Start

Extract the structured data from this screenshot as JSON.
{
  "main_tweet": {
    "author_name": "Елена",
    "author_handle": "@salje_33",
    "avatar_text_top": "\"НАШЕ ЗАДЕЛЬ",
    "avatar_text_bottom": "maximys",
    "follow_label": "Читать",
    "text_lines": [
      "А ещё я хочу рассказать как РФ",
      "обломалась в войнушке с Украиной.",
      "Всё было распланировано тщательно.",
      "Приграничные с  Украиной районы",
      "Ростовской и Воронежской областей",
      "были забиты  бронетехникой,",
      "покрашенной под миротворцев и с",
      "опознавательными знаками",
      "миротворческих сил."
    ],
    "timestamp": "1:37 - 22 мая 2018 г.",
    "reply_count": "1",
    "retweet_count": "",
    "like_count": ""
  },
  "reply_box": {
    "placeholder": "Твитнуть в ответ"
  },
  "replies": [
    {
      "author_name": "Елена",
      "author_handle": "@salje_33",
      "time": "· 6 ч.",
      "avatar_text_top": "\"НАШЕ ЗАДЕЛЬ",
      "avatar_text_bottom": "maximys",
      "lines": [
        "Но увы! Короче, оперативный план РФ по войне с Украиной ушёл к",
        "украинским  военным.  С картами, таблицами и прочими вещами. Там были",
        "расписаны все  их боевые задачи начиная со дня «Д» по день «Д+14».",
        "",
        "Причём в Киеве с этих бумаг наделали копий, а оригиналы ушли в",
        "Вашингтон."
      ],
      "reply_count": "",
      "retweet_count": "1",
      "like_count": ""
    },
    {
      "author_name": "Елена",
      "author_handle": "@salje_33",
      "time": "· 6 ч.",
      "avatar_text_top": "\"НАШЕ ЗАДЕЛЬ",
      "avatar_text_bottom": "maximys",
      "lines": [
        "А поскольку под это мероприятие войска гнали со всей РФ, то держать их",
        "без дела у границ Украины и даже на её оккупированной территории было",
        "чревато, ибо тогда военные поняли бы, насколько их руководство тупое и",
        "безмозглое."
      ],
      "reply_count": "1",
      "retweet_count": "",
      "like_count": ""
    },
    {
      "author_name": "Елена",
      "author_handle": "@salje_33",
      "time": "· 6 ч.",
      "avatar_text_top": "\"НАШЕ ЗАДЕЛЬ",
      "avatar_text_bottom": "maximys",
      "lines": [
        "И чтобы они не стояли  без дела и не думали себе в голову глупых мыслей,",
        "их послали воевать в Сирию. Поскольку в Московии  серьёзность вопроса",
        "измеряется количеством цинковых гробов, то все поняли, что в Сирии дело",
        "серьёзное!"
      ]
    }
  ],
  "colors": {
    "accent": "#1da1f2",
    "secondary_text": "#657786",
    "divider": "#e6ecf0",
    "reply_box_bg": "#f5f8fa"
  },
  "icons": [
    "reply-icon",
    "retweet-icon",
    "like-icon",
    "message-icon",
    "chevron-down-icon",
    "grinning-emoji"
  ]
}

End

To be done: Every record shown above should be written out again exactly.

Answer in full:
Extract the structured data from this screenshot as JSON.
{
  "main_tweet": {
    "author_name": "Елена",
    "author_handle": "@salje_33",
    "avatar_text_top": "\"НАШЕ ЗАДЕЛЬ",
    "avatar_text_bottom": "maximys",
    "follow_label": "Читать",
    "text_lines": [
      "А ещё я хочу рассказать как РФ",
      "обломалась в войнушке с Украиной.",
      "Всё было распланировано тщательно.",
      "Приграничные с  Украиной районы",
      "Ростовской и Воронежской областей",
      "были забиты  бронетехникой,",
      "покрашенной под миротворцев и с",
      "опознавательными знаками",
      "миротворческих сил."
    ],
    "timestamp": "1:37 - 22 мая 2018 г.",
    "reply_count": "1",
    "retweet_count": "",
    "like_count": ""
  },
  "reply_box": {
    "placeholder": "Твитнуть в ответ"
  },
  "replies": [
    {
      "author_name": "Елена",
      "author_handle": "@salje_33",
      "time": "· 6 ч.",
      "avatar_text_top": "\"НАШЕ ЗАДЕЛЬ",
      "avatar_text_bottom": "maximys",
      "lines": [
        "Но увы! Короче, оперативный план РФ по войне с Украиной ушёл к",
        "украинским  военным.  С картами, таблицами и прочими вещами. Там были",
        "расписаны все  их боевые задачи начиная со дня «Д» по день «Д+14».",
        "",
        "Причём в Киеве с этих бумаг наделали копий, а оригиналы ушли в",
        "Вашингтон."
      ],
      "reply_count": "",
      "retweet_count": "1",
      "like_count": ""
    },
    {
      "author_name": "Елена",
      "author_handle": "@salje_33",
      "time": "· 6 ч.",
      "avatar_text_top": "\"НАШЕ ЗАДЕЛЬ",
      "avatar_text_bottom": "maximys",
      "lines": [
        "А поскольку под это мероприятие войска гнали со всей РФ, то держать их",
        "без дела у границ Украины и даже на её оккупированной территории было",
        "чревато, ибо тогда военные поняли бы, насколько их руководство тупое и",
        "безмозглое."
      ],
      "reply_count": "1",
      "retweet_count": "",
      "like_count": ""
    },
    {
      "author_name": "Елена",
      "author_handle": "@salje_33",
      "time": "· 6 ч.",
      "avatar_text_top": "\"НАШЕ ЗАДЕЛЬ",
      "avatar_text_bottom": "maximys",
      "lines": [
        "И чтобы они не стояли  без дела и не думали себе в голову глупых мыслей,",
        "их послали воевать в Сирию. Поскольку в Московии  серьёзность вопроса",
        "измеряется количеством цинковых гробов, то все поняли, что в Сирии дело",
        "серьёзное!"
      ]
    }
  ],
  "colors": {
    "accent": "#1da1f2",
    "secondary_text": "#657786",
    "divider": "#e6ecf0",
    "reply_box_bg": "#f5f8fa"
  },
  "icons": [
    "reply-icon",
    "retweet-icon",
    "like-icon",
    "message-icon",
    "chevron-down-icon",
    "grinning-emoji"
  ]
}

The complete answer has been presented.